**ЗАДАНИЯ:**
1. Ответьте по фрагменту о домовой книге:
(а) Какой номер у дома и в каком он переулке?
(б) Чем Юрий Иванович каждый раз объяснял свой отказ?
(в) Когда, по его письму, он сможет выполнить просьбу?
2. Выведите из фрагмента о домовой книге дословно отрывок от слов «Что касается домовой» до слов «Надеюсь на понимание.» включительно.
3. Подхватите фрагмент о домовой книге и продолжите его после последнего предложения.

Что касается домовой книги дома № 25 по Колхозному переулку, я неоднократно в течение нескольких лет просил через своих друзей Юрия Ивановича поделиться со мной данными из этой книги. Пусть она остаётся, в конце концов, в его коллекции! Может быть, он не только уполномоченный, но и краеведческий музей в одном лице. И никаких его находок мне не надо, только данные из не принадлежащей ему книги.
Но он всякий раз отказывал, ссылаясь на то, что сам пишет книгу.
В конце концов я написал ему письмо, заверив, что в моей книге ссылка на его приоритет про калужскую прописку Окуджава непременно будет. И получил вполне дружелюбный ответ:
Марат, дорогой, извини, но не могу пока выполнить твоей просьбы. У меня тоже литературные планы в отношении жизнеописания Б. Ш. Только после публикации. Надеюсь на понимание.
Я в своём ответе не оценил его приязни ко мне и на понимание оказался неспособен:
Дорогой Юра, пойми и ты меня правильно. Я ведь не прошу тебя поделиться со мной твоими открытиями и находками. Твой приоритет будет безукоризненно сохранён, причём с дифирамбами и расшаркиваниями, что сделает дополнительную рекламу твоей будущей книге. Я вообще привык ссылаться на источники.

**ЗАПИСИ НАБОРА ДАННЫХ:**
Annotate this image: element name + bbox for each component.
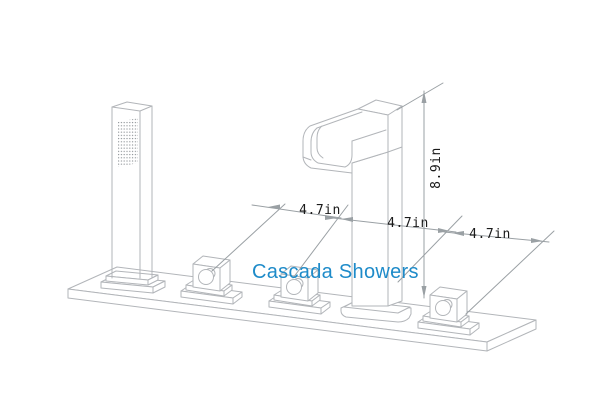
dimension-height: 8.9in: [396, 82, 444, 299]
brand-text: Cascada Showers: [252, 261, 419, 283]
dimension-spacing-2: 4.7in: [292, 204, 457, 279]
dimension-spacing-3: 4.7in: [397, 215, 555, 315]
knob-face: [286, 279, 302, 295]
dimension-label-spacing-2: 4.7in: [387, 216, 429, 231]
valve-handle-3: [417, 286, 480, 336]
dimension-label-spacing-1: 4.7in: [299, 203, 341, 218]
valve-handle-2: [268, 265, 331, 315]
knob-face: [198, 269, 214, 285]
valve-handle-1: [180, 255, 243, 305]
dimension-spacing-1: 4.7in: [211, 203, 342, 272]
spray-face: [118, 118, 138, 167]
waterfall-spout: [302, 99, 412, 323]
dimension-label-spacing-3: 4.7in: [469, 227, 511, 242]
wand-base: [100, 270, 166, 294]
handheld-shower-wand: [100, 101, 166, 294]
dimension-label-height: 8.9in: [429, 147, 444, 189]
knob-face: [435, 300, 451, 316]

**ОТВЕТЫ К ЗАДАНИЯМ:**
1.
(а) Дом № 25 по Колхозному переулку.
(б) Тем, что сам пишет книгу.
(в) Только после публикации.

2.
Что касается домовой книги дома № 25 по Колхозному переулку, я неоднократно в течение нескольких лет просил через своих друзей Юрия Ивановича поделиться со мной данными из этой книги. Пусть она остаётся, в конце концов, в его коллекции! Может быть, он не только уполномоченный, но и краеведческий музей в одном лице. И никаких его находок мне не надо, только данные из не принадлежащей ему книги.
Но он всякий раз отказывал, ссылаясь на то, что сам пишет книгу.
В конце концов я написал ему письмо, заверив, что в моей книге ссылка на его приоритет про калужскую прописку Окуджава непременно будет. И получил вполне дружелюбный ответ:
Марат, дорогой, извини, но не могу пока выполнить твоей просьбы. У меня тоже литературные планы в отношении жизнеописания Б. Ш. Только после публикации. Надеюсь на понимание.

3.
В противном случае я вынужден буду написать у себя о некоем коллекционере, который выцыганил домовую книгу у Валентины Максимовны Нефёдовой под предлогом, что это для музея. Который взял личные фотографии у Элеоноры Никитичны Меньшиковой с обещанием вернуть через несколько дней, да так и не вернул. И как несколько лет она безуспешно звонила, просила. Есть и ещё примеры, но я их приберегу. Ещё раз прошу понять меня правильно, но я не могу ждать, когда ты выпустишь свою книгу.
На этом наша переписка оборвалась, поэтому я честно сейчас выполняю обещание, данное Юрию Ивановичу Зельникову. Я мог бы привести и другие «воспоминания» калужан о защитнике своих прав. Но я ведь пишу вообще-то не о Зельникове, к счастью, а о более приятном персонаже.
Юрий Иванович, возможно, останется недоволен моей оценкой его литературоведческих изысканий, но на всякий случай скажу, что всё о нём написано с документальной точностью — в Калугу без диктофона я не ездил.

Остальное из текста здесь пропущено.